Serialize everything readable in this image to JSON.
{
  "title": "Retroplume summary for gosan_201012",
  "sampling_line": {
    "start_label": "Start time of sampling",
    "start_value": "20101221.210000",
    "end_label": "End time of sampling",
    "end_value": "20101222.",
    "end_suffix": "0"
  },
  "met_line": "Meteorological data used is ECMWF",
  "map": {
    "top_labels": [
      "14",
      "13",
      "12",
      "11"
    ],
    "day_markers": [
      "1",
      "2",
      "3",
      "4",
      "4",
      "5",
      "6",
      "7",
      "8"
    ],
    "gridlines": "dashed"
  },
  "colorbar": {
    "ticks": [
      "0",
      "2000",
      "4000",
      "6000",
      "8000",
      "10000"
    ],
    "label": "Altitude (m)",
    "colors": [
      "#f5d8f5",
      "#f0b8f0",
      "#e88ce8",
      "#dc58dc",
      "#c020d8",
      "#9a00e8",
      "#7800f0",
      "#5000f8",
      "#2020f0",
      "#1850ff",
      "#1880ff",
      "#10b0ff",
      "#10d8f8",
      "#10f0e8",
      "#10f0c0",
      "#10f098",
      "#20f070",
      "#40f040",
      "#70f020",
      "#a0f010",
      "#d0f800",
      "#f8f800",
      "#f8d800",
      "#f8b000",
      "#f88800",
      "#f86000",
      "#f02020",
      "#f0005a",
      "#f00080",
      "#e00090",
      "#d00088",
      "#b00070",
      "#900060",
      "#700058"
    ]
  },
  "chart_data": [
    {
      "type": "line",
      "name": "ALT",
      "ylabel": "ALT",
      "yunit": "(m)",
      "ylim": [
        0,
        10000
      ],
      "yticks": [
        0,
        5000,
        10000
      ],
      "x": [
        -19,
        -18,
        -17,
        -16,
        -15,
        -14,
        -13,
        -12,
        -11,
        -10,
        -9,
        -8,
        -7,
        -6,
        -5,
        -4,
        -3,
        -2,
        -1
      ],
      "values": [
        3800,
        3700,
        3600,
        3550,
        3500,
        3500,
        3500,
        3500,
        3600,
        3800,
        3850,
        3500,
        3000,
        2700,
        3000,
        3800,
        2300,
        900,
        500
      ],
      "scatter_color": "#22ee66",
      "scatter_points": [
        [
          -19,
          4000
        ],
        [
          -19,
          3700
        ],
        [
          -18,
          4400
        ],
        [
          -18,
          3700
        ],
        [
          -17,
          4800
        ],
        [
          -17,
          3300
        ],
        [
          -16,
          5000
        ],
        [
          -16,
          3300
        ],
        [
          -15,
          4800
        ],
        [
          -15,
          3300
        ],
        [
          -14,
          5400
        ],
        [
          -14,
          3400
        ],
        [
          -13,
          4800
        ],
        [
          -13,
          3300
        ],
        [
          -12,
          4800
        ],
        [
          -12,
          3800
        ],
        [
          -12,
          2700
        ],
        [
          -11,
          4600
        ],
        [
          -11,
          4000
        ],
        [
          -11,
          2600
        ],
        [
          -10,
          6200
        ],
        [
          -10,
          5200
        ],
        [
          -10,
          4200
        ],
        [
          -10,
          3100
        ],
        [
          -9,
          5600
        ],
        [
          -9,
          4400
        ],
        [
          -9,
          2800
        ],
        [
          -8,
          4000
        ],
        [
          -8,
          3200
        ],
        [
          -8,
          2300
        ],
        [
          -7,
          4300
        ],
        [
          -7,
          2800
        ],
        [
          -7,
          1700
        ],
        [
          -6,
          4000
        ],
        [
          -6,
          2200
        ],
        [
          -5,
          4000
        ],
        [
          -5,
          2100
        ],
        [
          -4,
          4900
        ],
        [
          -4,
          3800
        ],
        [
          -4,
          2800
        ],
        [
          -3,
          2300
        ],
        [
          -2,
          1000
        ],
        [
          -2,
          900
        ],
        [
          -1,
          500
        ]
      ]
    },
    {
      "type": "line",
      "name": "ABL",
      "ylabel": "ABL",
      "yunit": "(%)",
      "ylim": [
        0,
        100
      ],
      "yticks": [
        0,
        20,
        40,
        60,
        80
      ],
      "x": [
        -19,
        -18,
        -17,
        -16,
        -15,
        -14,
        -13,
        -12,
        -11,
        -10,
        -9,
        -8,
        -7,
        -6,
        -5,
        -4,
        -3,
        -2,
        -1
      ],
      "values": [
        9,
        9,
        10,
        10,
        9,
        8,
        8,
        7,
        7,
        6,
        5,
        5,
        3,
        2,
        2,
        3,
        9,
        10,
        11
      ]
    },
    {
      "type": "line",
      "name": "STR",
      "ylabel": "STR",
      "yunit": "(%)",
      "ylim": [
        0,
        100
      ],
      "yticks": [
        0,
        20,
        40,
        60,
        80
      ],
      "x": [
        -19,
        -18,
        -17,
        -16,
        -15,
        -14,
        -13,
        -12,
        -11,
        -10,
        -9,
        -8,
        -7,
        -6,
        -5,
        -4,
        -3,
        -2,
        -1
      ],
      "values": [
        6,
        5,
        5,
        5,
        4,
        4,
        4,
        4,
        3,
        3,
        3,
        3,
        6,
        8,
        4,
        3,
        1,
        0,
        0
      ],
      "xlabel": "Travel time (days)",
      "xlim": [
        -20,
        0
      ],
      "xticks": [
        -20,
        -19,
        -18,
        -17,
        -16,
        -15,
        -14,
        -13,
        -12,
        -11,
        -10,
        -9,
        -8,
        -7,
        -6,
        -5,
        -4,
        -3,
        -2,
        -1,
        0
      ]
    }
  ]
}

---*---

● YOUR GOAL: Give an exact copy of all the data shown above.

● OUTPUT BELOW:
Serialize everything readable in this image to JSON.
{
  "title": "Retroplume summary for gosan_201012",
  "sampling_line": {
    "start_label": "Start time of sampling",
    "start_value": "20101221.210000",
    "end_label": "End time of sampling",
    "end_value": "20101222.",
    "end_suffix": "0"
  },
  "met_line": "Meteorological data used is ECMWF",
  "map": {
    "top_labels": [
      "14",
      "13",
      "12",
      "11"
    ],
    "day_markers": [
      "1",
      "2",
      "3",
      "4",
      "4",
      "5",
      "6",
      "7",
      "8"
    ],
    "gridlines": "dashed"
  },
  "colorbar": {
    "ticks": [
      "0",
      "2000",
      "4000",
      "6000",
      "8000",
      "10000"
    ],
    "label": "Altitude (m)",
    "colors": [
      "#f5d8f5",
      "#f0b8f0",
      "#e88ce8",
      "#dc58dc",
      "#c020d8",
      "#9a00e8",
      "#7800f0",
      "#5000f8",
      "#2020f0",
      "#1850ff",
      "#1880ff",
      "#10b0ff",
      "#10d8f8",
      "#10f0e8",
      "#10f0c0",
      "#10f098",
      "#20f070",
      "#40f040",
      "#70f020",
      "#a0f010",
      "#d0f800",
      "#f8f800",
      "#f8d800",
      "#f8b000",
      "#f88800",
      "#f86000",
      "#f02020",
      "#f0005a",
      "#f00080",
      "#e00090",
      "#d00088",
      "#b00070",
      "#900060",
      "#700058"
    ]
  },
  "chart_data": [
    {
      "type": "line",
      "name": "ALT",
      "ylabel": "ALT",
      "yunit": "(m)",
      "ylim": [
        0,
        10000
      ],
      "yticks": [
        0,
        5000,
        10000
      ],
      "x": [
        -19,
        -18,
        -17,
        -16,
        -15,
        -14,
        -13,
        -12,
        -11,
        -10,
        -9,
        -8,
        -7,
        -6,
        -5,
        -4,
        -3,
        -2,
        -1
      ],
      "values": [
        3800,
        3700,
        3600,
        3550,
        3500,
        3500,
        3500,
        3500,
        3600,
        3800,
        3850,
        3500,
        3000,
        2700,
        3000,
        3800,
        2300,
        900,
        500
      ],
      "scatter_color": "#22ee66",
      "scatter_points": [
        [
          -19,
          4000
        ],
        [
          -19,
          3700
        ],
        [
          -18,
          4400
        ],
        [
          -18,
          3700
        ],
        [
          -17,
          4800
        ],
        [
          -17,
          3300
        ],
        [
          -16,
          5000
        ],
        [
          -16,
          3300
        ],
        [
          -15,
          4800
        ],
        [
          -15,
          3300
        ],
        [
          -14,
          5400
        ],
        [
          -14,
          3400
        ],
        [
          -13,
          4800
        ],
        [
          -13,
          3300
        ],
        [
          -12,
          4800
        ],
        [
          -12,
          3800
        ],
        [
          -12,
          2700
        ],
        [
          -11,
          4600
        ],
        [
          -11,
          4000
        ],
        [
          -11,
          2600
        ],
        [
          -10,
          6200
        ],
        [
          -10,
          5200
        ],
        [
          -10,
          4200
        ],
        [
          -10,
          3100
        ],
        [
          -9,
          5600
        ],
        [
          -9,
          4400
        ],
        [
          -9,
          2800
        ],
        [
          -8,
          4000
        ],
        [
          -8,
          3200
        ],
        [
          -8,
          2300
        ],
        [
          -7,
          4300
        ],
        [
          -7,
          2800
        ],
        [
          -7,
          1700
        ],
        [
          -6,
          4000
        ],
        [
          -6,
          2200
        ],
        [
          -5,
          4000
        ],
        [
          -5,
          2100
        ],
        [
          -4,
          4900
        ],
        [
          -4,
          3800
        ],
        [
          -4,
          2800
        ],
        [
          -3,
          2300
        ],
        [
          -2,
          1000
        ],
        [
          -2,
          900
        ],
        [
          -1,
          500
        ]
      ]
    },
    {
      "type": "line",
      "name": "ABL",
      "ylabel": "ABL",
      "yunit": "(%)",
      "ylim": [
        0,
        100
      ],
      "yticks": [
        0,
        20,
        40,
        60,
        80
      ],
      "x": [
        -19,
        -18,
        -17,
        -16,
        -15,
        -14,
        -13,
        -12,
        -11,
        -10,
        -9,
        -8,
        -7,
        -6,
        -5,
        -4,
        -3,
        -2,
        -1
      ],
      "values": [
        9,
        9,
        10,
        10,
        9,
        8,
        8,
        7,
        7,
        6,
        5,
        5,
        3,
        2,
        2,
        3,
        9,
        10,
        11
      ]
    },
    {
      "type": "line",
      "name": "STR",
      "ylabel": "STR",
      "yunit": "(%)",
      "ylim": [
        0,
        100
      ],
      "yticks": [
        0,
        20,
        40,
        60,
        80
      ],
      "x": [
        -19,
        -18,
        -17,
        -16,
        -15,
        -14,
        -13,
        -12,
        -11,
        -10,
        -9,
        -8,
        -7,
        -6,
        -5,
        -4,
        -3,
        -2,
        -1
      ],
      "values": [
        6,
        5,
        5,
        5,
        4,
        4,
        4,
        4,
        3,
        3,
        3,
        3,
        6,
        8,
        4,
        3,
        1,
        0,
        0
      ],
      "xlabel": "Travel time (days)",
      "xlim": [
        -20,
        0
      ],
      "xticks": [
        -20,
        -19,
        -18,
        -17,
        -16,
        -15,
        -14,
        -13,
        -12,
        -11,
        -10,
        -9,
        -8,
        -7,
        -6,
        -5,
        -4,
        -3,
        -2,
        -1,
        0
      ]
    }
  ]
}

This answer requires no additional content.